▶ _Problem to work on_
Gather each line containing the string "kind" from these entries.

— START Entries supplied —

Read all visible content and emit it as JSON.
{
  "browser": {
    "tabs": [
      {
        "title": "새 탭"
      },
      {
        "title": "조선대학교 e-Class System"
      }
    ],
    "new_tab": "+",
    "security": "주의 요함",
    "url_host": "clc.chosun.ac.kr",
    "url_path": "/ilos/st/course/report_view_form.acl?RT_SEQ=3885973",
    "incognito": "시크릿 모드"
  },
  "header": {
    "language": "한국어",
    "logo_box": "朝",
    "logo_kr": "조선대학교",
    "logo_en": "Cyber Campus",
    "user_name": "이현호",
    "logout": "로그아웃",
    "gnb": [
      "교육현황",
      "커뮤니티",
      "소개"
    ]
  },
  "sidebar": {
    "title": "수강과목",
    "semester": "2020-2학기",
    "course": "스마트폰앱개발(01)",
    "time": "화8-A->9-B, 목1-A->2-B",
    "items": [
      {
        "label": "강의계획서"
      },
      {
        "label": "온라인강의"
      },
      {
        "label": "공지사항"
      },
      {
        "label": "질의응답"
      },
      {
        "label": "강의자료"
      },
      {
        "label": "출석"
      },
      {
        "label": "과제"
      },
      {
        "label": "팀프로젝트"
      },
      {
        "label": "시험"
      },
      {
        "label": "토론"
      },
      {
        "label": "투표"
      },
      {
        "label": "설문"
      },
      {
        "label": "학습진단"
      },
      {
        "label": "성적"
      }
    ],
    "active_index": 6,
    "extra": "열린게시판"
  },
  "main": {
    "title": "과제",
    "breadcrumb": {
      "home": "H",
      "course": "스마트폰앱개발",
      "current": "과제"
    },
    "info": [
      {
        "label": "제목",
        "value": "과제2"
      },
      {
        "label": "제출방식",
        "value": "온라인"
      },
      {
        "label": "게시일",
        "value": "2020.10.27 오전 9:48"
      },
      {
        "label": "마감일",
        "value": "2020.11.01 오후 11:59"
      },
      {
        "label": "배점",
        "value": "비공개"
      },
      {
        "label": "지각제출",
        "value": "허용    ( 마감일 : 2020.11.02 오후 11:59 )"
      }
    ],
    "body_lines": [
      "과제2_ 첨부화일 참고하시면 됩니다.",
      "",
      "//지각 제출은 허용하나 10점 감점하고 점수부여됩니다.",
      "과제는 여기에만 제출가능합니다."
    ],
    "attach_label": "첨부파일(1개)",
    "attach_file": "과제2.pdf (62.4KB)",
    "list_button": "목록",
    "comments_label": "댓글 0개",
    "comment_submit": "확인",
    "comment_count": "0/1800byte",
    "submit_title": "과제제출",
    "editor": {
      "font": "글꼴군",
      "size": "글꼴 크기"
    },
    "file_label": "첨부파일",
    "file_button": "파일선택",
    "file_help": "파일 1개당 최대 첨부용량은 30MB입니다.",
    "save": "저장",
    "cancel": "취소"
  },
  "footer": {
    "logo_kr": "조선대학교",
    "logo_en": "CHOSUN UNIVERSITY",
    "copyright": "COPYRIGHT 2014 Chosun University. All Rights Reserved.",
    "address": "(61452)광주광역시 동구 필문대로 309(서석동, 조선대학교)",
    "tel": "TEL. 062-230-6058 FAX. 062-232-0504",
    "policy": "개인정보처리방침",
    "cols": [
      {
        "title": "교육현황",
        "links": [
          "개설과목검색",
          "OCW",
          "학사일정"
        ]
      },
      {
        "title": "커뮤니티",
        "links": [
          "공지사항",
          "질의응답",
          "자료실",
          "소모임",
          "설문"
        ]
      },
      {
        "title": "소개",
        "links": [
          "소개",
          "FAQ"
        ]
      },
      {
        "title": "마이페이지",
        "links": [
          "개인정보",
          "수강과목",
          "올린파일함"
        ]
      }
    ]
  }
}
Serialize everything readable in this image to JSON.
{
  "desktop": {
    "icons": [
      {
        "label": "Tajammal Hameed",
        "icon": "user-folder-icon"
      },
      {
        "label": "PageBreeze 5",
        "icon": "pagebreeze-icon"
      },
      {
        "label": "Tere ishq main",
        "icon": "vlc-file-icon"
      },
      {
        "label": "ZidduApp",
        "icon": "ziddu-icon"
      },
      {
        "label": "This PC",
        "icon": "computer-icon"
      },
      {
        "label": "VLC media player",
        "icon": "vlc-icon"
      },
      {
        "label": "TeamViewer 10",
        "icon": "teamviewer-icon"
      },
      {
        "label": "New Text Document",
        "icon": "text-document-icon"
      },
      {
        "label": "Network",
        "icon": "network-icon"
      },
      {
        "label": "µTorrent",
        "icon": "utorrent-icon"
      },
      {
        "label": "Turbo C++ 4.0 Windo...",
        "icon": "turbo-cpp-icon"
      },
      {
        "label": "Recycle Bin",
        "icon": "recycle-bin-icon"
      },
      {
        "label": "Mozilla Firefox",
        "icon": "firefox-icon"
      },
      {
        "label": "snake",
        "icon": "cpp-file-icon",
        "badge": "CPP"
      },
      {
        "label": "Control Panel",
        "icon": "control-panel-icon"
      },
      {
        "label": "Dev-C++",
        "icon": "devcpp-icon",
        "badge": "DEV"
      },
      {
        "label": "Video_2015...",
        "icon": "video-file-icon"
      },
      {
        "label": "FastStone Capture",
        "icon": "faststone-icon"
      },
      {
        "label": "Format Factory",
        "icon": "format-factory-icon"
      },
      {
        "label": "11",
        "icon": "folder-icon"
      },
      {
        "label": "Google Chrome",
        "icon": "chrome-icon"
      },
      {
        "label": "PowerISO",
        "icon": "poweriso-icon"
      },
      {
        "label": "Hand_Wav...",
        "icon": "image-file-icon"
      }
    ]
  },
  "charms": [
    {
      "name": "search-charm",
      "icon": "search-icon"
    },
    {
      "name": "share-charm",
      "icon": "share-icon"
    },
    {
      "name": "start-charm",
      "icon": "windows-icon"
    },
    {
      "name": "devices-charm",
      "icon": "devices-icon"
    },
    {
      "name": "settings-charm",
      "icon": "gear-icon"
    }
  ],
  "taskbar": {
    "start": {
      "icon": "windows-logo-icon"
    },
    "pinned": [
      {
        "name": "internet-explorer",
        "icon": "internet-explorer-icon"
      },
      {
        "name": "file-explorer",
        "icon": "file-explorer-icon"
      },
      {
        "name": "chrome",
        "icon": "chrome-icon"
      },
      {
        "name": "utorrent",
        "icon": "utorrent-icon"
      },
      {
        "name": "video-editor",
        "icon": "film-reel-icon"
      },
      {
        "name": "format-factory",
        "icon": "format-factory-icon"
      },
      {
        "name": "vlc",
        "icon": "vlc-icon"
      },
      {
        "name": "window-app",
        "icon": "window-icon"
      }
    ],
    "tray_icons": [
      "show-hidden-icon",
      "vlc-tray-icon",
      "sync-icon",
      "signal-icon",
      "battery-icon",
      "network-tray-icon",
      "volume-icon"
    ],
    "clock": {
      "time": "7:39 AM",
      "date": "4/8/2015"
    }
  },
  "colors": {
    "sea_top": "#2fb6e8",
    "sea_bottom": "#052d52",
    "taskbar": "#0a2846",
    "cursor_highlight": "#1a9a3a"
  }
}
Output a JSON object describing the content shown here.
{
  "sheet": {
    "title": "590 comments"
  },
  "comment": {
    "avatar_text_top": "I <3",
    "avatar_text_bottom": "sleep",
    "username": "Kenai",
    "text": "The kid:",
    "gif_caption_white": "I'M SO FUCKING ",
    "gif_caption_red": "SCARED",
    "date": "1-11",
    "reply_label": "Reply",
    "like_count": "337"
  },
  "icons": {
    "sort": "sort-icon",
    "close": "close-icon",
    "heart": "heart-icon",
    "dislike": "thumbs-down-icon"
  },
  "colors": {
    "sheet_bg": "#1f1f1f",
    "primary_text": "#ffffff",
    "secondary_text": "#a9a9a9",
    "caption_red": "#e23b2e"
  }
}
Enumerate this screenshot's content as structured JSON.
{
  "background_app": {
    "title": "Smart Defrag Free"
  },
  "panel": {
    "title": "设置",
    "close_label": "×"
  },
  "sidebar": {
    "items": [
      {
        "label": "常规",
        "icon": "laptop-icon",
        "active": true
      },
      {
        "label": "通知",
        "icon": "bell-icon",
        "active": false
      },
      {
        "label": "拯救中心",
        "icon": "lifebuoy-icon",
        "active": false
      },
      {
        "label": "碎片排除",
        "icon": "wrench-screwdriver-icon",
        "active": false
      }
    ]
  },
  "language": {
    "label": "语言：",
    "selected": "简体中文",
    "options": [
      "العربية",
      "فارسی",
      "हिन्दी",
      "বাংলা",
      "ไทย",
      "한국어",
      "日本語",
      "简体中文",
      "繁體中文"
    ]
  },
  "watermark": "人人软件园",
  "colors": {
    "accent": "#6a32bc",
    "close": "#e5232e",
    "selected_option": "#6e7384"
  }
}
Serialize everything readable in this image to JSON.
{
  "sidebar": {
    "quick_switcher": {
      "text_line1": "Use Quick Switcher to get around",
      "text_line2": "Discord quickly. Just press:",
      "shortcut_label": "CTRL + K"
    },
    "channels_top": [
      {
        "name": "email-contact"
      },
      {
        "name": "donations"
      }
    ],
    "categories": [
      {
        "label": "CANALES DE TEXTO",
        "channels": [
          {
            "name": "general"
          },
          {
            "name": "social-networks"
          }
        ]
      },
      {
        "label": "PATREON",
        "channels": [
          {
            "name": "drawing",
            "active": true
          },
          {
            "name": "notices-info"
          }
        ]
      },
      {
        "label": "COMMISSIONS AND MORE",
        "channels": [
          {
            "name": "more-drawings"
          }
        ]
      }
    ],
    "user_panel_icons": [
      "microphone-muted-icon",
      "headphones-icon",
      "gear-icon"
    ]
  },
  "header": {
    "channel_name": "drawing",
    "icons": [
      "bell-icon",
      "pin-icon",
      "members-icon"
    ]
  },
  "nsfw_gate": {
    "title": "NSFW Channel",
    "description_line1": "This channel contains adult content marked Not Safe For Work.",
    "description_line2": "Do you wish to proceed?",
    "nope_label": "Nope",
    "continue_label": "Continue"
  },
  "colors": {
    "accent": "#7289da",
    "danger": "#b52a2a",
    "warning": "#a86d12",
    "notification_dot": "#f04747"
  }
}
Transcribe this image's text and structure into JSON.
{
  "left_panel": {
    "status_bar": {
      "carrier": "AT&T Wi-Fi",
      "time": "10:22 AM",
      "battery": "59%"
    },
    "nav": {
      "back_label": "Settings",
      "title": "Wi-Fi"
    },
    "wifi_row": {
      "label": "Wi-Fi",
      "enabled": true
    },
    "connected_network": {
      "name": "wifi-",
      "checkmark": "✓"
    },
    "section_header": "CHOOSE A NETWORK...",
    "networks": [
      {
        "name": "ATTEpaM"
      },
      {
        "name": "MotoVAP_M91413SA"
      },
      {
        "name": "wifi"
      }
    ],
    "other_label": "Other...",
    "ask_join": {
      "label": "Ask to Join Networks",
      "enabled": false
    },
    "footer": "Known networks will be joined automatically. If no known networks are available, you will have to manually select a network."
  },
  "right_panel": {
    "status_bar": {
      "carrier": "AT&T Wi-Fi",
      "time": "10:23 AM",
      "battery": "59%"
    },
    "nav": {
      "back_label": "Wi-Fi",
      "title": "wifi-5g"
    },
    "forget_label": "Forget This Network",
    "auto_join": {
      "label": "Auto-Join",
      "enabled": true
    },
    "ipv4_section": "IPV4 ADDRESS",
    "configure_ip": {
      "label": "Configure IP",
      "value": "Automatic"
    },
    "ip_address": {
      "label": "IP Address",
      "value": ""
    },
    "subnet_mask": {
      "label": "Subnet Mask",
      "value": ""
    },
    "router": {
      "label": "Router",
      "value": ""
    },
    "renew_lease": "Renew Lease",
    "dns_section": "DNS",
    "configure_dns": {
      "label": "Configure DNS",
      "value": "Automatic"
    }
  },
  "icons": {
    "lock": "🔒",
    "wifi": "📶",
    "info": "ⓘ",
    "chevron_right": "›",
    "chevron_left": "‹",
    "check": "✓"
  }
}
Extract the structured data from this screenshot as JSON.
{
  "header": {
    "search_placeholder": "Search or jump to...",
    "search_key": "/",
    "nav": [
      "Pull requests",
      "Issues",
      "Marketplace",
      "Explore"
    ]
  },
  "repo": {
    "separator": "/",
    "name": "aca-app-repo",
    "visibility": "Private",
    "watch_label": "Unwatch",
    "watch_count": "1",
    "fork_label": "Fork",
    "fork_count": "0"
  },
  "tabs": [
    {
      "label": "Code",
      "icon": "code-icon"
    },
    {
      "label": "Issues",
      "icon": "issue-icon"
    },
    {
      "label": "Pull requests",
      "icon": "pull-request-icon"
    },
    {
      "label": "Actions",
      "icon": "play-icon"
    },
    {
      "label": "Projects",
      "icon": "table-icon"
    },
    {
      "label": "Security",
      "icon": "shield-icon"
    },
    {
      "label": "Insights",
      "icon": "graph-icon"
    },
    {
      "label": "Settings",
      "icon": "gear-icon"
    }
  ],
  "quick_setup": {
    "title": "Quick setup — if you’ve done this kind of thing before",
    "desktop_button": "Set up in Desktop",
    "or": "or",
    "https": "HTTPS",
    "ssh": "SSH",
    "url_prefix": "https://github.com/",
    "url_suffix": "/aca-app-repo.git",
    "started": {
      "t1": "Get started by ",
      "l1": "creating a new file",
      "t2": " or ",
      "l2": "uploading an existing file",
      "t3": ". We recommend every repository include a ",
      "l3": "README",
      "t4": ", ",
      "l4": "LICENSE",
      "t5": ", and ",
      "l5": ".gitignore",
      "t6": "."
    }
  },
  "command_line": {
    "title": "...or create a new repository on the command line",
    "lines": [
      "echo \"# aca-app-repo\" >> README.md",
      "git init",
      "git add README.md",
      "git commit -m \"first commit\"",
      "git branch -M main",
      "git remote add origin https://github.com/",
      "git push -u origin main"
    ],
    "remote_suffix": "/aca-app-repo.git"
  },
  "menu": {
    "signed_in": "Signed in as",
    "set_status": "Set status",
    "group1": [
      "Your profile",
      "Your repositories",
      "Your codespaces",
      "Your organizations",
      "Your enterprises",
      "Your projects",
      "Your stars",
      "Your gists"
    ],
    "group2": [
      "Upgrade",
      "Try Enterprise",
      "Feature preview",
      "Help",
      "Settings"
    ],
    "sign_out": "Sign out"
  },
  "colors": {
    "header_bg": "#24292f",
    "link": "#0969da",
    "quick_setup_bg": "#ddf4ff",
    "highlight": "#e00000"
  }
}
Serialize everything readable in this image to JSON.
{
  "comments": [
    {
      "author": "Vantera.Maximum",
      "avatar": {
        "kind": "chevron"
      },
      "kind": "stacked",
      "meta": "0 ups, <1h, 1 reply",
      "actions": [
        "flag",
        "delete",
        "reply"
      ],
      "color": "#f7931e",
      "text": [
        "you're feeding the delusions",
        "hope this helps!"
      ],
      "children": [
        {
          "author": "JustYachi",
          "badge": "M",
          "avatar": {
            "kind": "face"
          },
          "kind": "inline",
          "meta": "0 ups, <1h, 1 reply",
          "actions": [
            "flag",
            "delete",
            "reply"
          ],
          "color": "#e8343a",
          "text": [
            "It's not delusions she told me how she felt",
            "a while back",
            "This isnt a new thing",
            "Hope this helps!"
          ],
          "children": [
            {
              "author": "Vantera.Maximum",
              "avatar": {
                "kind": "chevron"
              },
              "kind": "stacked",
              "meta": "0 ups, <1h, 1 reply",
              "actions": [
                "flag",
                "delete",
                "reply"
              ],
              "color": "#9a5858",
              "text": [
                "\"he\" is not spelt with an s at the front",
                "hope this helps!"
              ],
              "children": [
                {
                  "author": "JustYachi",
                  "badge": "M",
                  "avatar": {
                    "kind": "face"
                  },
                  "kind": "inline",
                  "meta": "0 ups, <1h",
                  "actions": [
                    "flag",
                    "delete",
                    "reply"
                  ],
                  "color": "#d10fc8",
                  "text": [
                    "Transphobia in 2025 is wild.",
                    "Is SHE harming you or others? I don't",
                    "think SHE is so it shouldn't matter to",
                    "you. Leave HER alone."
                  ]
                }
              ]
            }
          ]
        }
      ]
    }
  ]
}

— END Entries supplied —

▶ _Output of the exercise_
    "title": "Quick setup — if you’ve done this kind of thing before",
        "kind": "chevron"
      "kind": "stacked",
            "kind": "face"
          "kind": "inline",
                "kind": "chevron"
              "kind": "stacked",
                    "kind": "face"
                  "kind": "inline",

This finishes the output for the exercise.